• **THE PROBLEM**: Reproduce the records below exactly as given.
+++++
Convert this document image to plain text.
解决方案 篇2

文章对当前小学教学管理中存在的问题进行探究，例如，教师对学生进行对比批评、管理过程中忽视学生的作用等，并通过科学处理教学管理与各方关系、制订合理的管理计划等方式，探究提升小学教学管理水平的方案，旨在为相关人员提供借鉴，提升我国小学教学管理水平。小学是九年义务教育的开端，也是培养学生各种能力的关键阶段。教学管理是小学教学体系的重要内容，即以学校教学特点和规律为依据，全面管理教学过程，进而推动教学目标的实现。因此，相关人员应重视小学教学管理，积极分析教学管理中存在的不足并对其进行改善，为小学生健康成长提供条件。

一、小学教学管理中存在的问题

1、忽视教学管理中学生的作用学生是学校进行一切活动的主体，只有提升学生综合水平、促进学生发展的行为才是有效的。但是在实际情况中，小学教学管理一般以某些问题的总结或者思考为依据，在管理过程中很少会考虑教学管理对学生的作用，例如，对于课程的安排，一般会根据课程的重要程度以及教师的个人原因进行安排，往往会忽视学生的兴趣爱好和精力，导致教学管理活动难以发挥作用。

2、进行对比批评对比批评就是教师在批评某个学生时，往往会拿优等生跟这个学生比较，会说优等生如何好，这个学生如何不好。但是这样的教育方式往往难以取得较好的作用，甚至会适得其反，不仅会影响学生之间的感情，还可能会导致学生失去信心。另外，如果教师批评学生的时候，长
+++++
• **TASK RESULT**:
Convert this document image to plain text.
解决方案 篇2

文章对当前小学教学管理中存在的问题进行探究，例如，教师对学生进行对比批评、管理过程中忽视学生的作用等，并通过科学处理教学管理与各方关系、制订合理的管理计划等方式，探究提升小学教学管理水平的方案，旨在为相关人员提供借鉴，提升我国小学教学管理水平。小学是九年义务教育的开端，也是培养学生各种能力的关键阶段。教学管理是小学教学体系的重要内容，即以学校教学特点和规律为依据，全面管理教学过程，进而推动教学目标的实现。因此，相关人员应重视小学教学管理，积极分析教学管理中存在的不足并对其进行改善，为小学生健康成长提供条件。

一、小学教学管理中存在的问题

1、忽视教学管理中学生的作用学生是学校进行一切活动的主体，只有提升学生综合水平、促进学生发展的行为才是有效的。但是在实际情况中，小学教学管理一般以某些问题的总结或者思考为依据，在管理过程中很少会考虑教学管理对学生的作用，例如，对于课程的安排，一般会根据课程的重要程度以及教师的个人原因进行安排，往往会忽视学生的兴趣爱好和精力，导致教学管理活动难以发挥作用。

2、进行对比批评对比批评就是教师在批评某个学生时，往往会拿优等生跟这个学生比较，会说优等生如何好，这个学生如何不好。但是这样的教育方式往往难以取得较好的作用，甚至会适得其反，不仅会影响学生之间的感情，还可能会导致学生失去信心。另外，如果教师批评学生的时候，长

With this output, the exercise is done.